--- Objective ---
Extend the comment thread on e-readers versus paper books, picking up right after its final sentence.

:: Given passage ::

I’m also not all that great at remembering to charge devices. Which isn’t helpful if you aren’t carrying a backup (but what’s the point then?) in your bag/car. AND I really don’t like not owning my copy. Obviously Amazon can choose to pull your purchase from your reader if they so choose – I’d like to see them take my paper copy! I’ve also noticed that e-copies tend to be edited less well – or maybe that’s because of the different formats each book has to be presented in? Although there is no excuse for some of the horrible spelling errors, grammar errors, name errors, and outright missing/moved sections that I have come across.
Basically I guess I have a variety of reasons why e-readers won’t win my heart. Some of it is difficulty on my end and some of it is difficulty on the seller’s end. Either way, I don’t see that this format has actually finished maturing. Maybe that means the plateau is permanent. I doubt it, but maybe.
@Laura Vivanco: There are many, many books out there which are DRM free, certainly the majority of self-published ones. I suppose everyone has their own idea of what constitutes ‘expensive’ but I don’t apply that to the price of a Kindle which can be purchased for under $70.
I would say that you seriously underestimate the sales that are excluded by not counting self-published sales. In fact, I am quite certain of it.

:::
:: Information supplied ::

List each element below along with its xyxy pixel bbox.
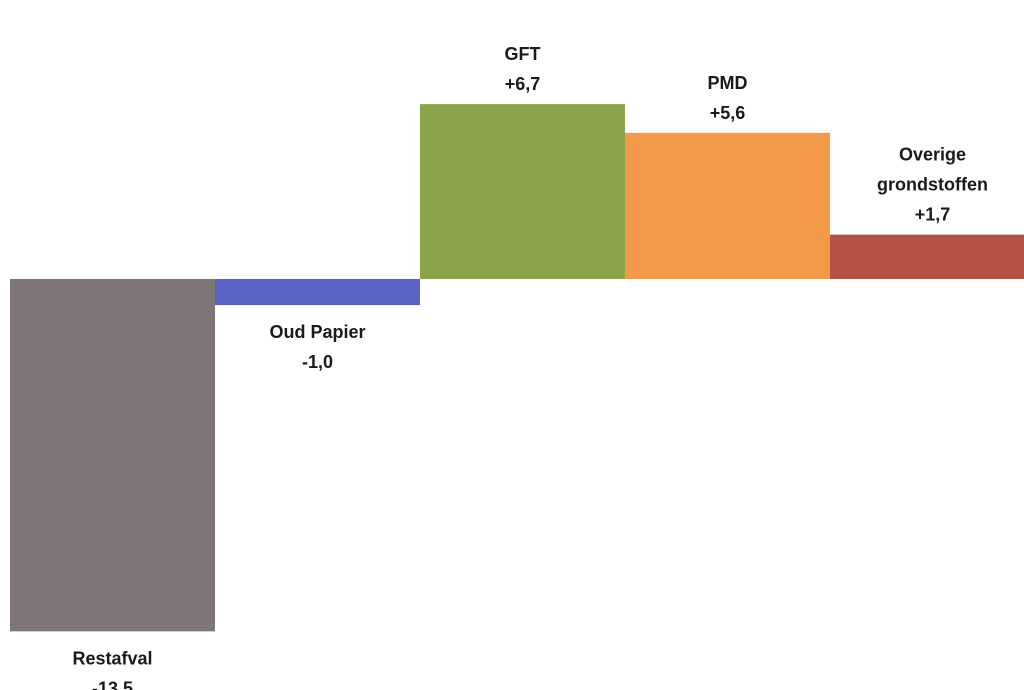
category-label-overige-grondstoffen-line-1: Overige [899,145,966,165]
bar-oud-papier [215,279,420,306]
value-label-restafval: -13,5 [92,678,133,690]
value-label-pmd: +5,6 [710,103,746,123]
category-label-gft: GFT [505,44,541,64]
category-label-restafval: Restafval [72,648,152,668]
bar-restafval [10,279,215,632]
bar-pmd [625,132,830,279]
value-label-overige-grondstoffen: +1,7 [915,205,951,225]
bars-group [10,104,1024,632]
bar-overige-grondstoffen [830,234,1024,279]
value-label-gft: +6,7 [505,74,541,94]
bar-gft [420,104,625,279]
labels-group: Restafval -13,5 Oud Papier -1,0 GFT +6,7 PMD +5… [72,44,988,690]
category-label-overige-grondstoffen-line-2: grondstoffen [877,175,988,195]
category-label-oud-papier: Oud Papier [269,322,365,342]
value-label-oud-papier: -1,0 [302,352,333,372]
category-label-pmd: PMD [708,73,748,93]
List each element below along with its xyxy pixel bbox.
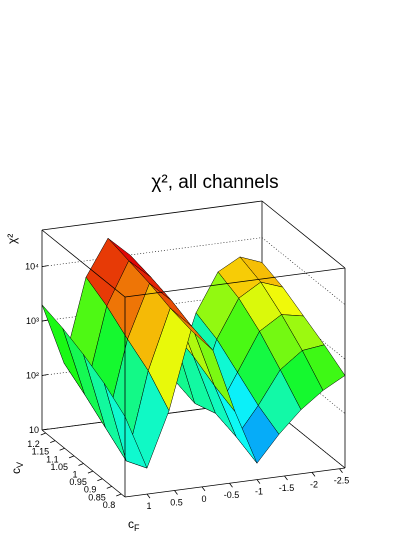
grid-line	[41, 400, 263, 431]
z-tick-label: 10³	[26, 316, 39, 326]
x-label-sub: F	[134, 523, 140, 533]
grid-line	[41, 237, 263, 267]
box-edge	[124, 467, 346, 498]
y-tick	[78, 463, 84, 466]
surface-cell	[104, 383, 148, 469]
z-tick	[41, 265, 49, 268]
y-tick-label: 1.1	[46, 454, 59, 464]
y-tick-label: 0.9	[84, 485, 97, 495]
z-axis-label: χ²	[5, 234, 19, 244]
y-label-sub: V	[15, 462, 25, 468]
x-tick	[201, 486, 206, 492]
y-tick	[59, 447, 65, 451]
x-label-base: c	[128, 517, 134, 531]
x-tick	[146, 493, 151, 499]
x-tick	[174, 490, 178, 495]
x-tick	[284, 475, 288, 481]
y-tick	[87, 470, 94, 474]
y-tick-label: 0.8	[103, 500, 116, 510]
box-edge	[261, 200, 346, 269]
box-edge	[124, 267, 346, 298]
x-tick-label: -1.5	[279, 483, 295, 493]
y-label-base: c	[9, 468, 23, 474]
x-tick-label: -0.5	[224, 490, 240, 500]
y-tick-label: 0.85	[88, 492, 106, 502]
y-tick	[68, 455, 75, 459]
z-tick	[41, 374, 49, 376]
x-tick-label: -2	[310, 479, 318, 489]
y-axis-label: cV	[9, 462, 25, 474]
x-tick-label: 1	[146, 501, 151, 511]
y-tick	[106, 485, 112, 489]
z-tick-label: 10	[29, 425, 39, 435]
z-tick-label: 10²	[26, 371, 39, 381]
y-tick	[40, 432, 46, 436]
x-tick-label: -1	[255, 487, 263, 497]
x-tick	[339, 468, 343, 473]
x-tick-label: -2.5	[334, 476, 350, 486]
x-tick	[256, 479, 261, 484]
y-tick-label: 1	[72, 470, 77, 480]
x-tick	[311, 472, 316, 477]
z-tick-label: 10⁴	[25, 262, 39, 272]
y-tick-label: 1.15	[32, 447, 50, 457]
y-tick	[116, 493, 122, 497]
x-axis-label: cF	[128, 517, 140, 533]
box-edge	[41, 200, 263, 231]
z-tick	[41, 428, 49, 431]
chart-title: χ², all channels	[151, 172, 278, 193]
y-tick	[50, 440, 56, 444]
x-tick-label: 0.5	[170, 497, 183, 507]
x-tick	[229, 482, 233, 488]
y-tick-label: 1.2	[27, 439, 40, 449]
y-tick-label: 1.05	[51, 462, 69, 472]
box-edge	[41, 229, 126, 298]
x-tick-label: 0	[201, 494, 206, 504]
y-tick-label: 0.95	[69, 477, 87, 487]
y-tick	[97, 478, 103, 482]
z-tick	[41, 319, 49, 322]
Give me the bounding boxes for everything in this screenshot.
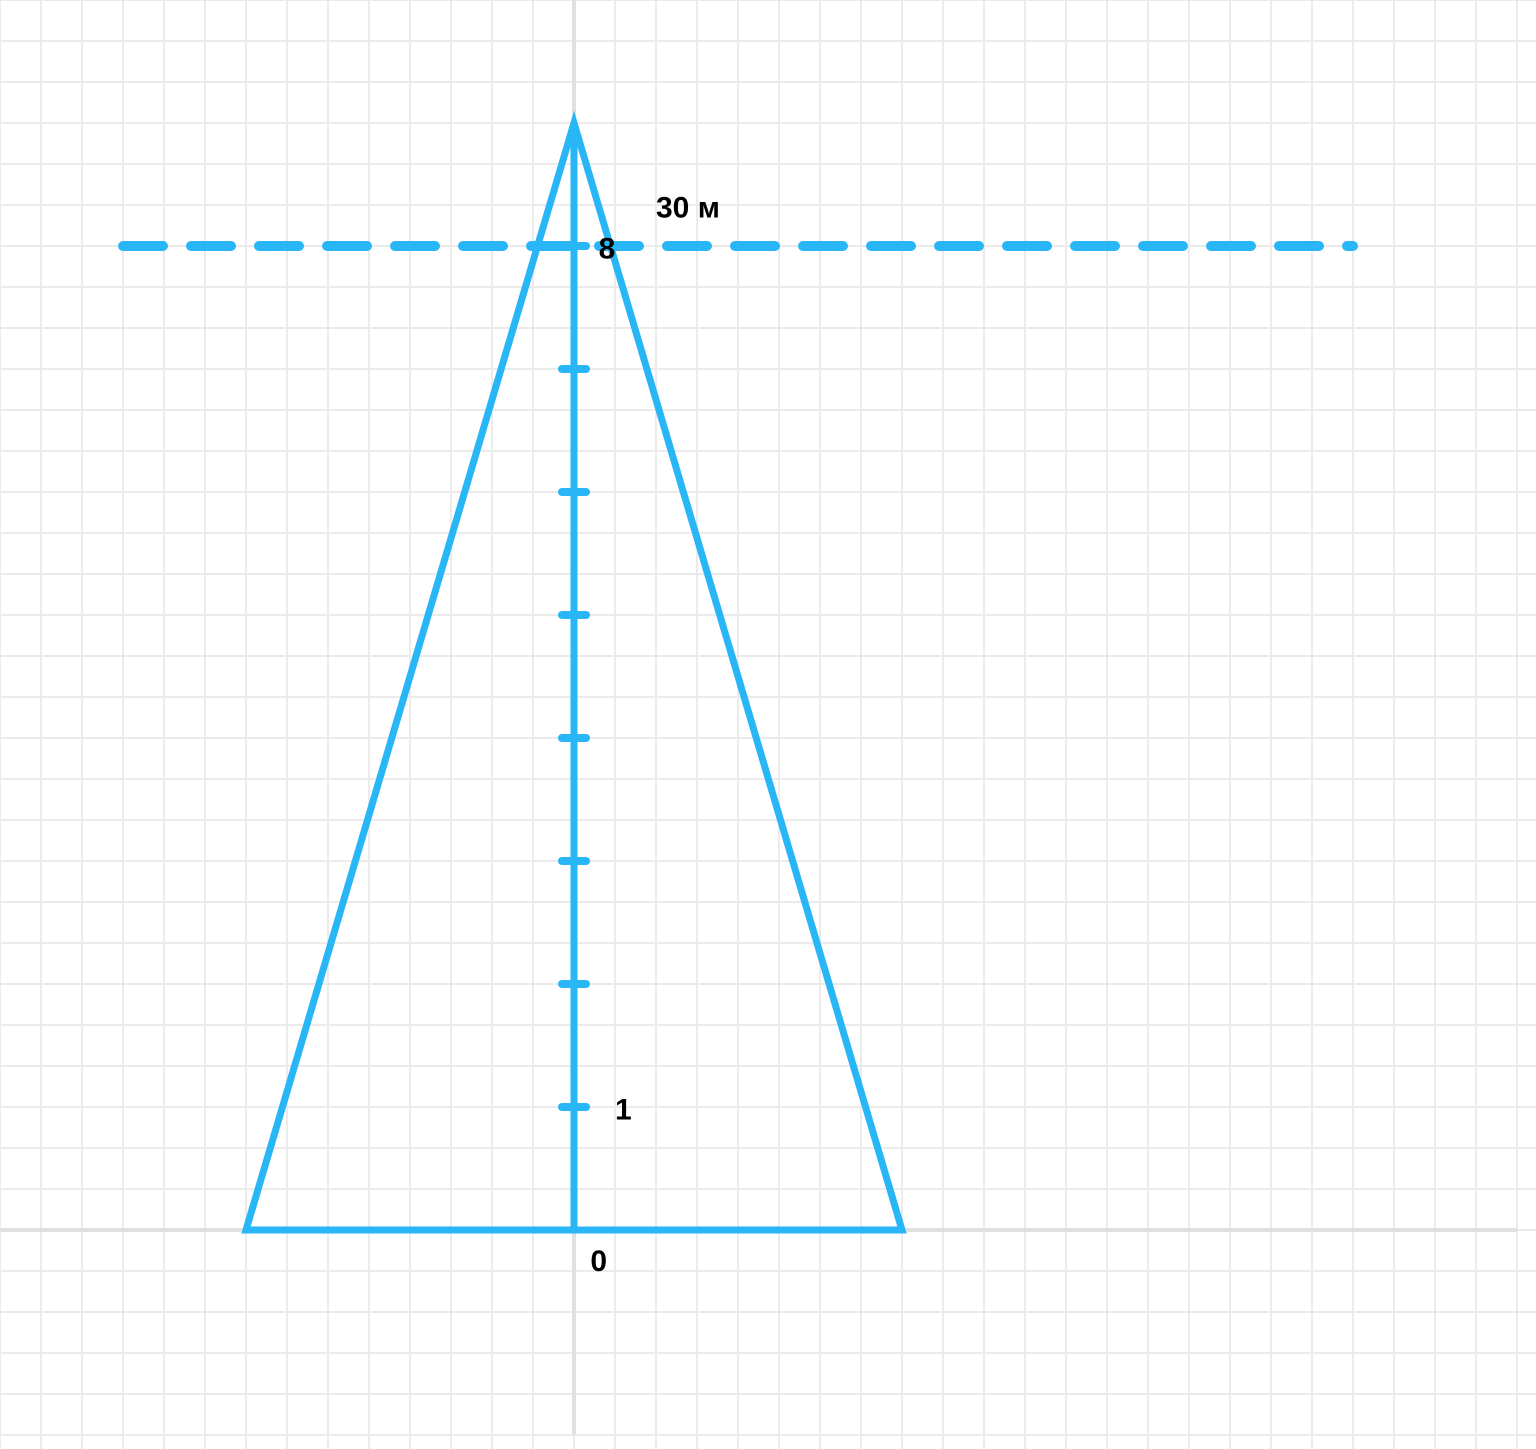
diagram-canvas: 0 1 8 30 м [0,0,1536,1449]
one-label: 1 [615,1093,632,1126]
eight-label: 8 [599,232,616,265]
distance-label: 30 м [656,191,720,224]
zero-label: 0 [590,1245,607,1278]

:::

--- Written answer ---
I’m a total convert to digital and am slowly replacing my paper books because I can no longer read the font comfortably. These days, if it’s not digital, it don’t get bought. ;-)
I love to read, but the activity always gave me severe headaches. My mother was always telling me to read less, but I couldn’t bear the thought. Then my dad bought me a kindle for my birthday one year. I tried out a few digital books and discovered that reading on an e-reader caused significantly less headaches. I think it must have something to do with how I hold a print book versus an e-reader and also not having to physically turn pages.
Anyway, I am now a 100% ebook reader. It helps that my public library has such a vast collection of ebooks and is willing to make client suggested purchase requests. I have a hard time paying the same price for an ebook as a print book, especially since there is no paper, ink or shipping and handling involved. I find it annoying to pay $7.99 for an ebook when the print copy sells for the same amount, so unless it is an author I love, I will mostly borrow traditionally published books. This means most of the ebooks I buy are indie. Excluding those sales doesn’t show the whole picture.
@AJ: I’m the same way. Over the past three years, I’ve become a digital-only reader. I love books, but can’t read a print book for hours on end because I get tension headaches.
When I’m forced to read print, because there’s no digital version, I get a headache again. I read on my iPad and love the sepia background. It’s relaxing, I can turn down the brightness, and I can make the print larger if I want.
The big benefit of going digital: no more wondering where I’m going to put all the books I bring home. My iPad holds thousands of ebooks… no shelf-building needed. :-)
As “Overall reading is not increasing” — that’s sad. Nevertheless, I’m doing my bit. Since I’ve gone digital only, I’m reading more books, and spending more time reading.
@Angela Booth: I didn’t even mention that, but I love love love the sepia background too! I also turn the brightness down low.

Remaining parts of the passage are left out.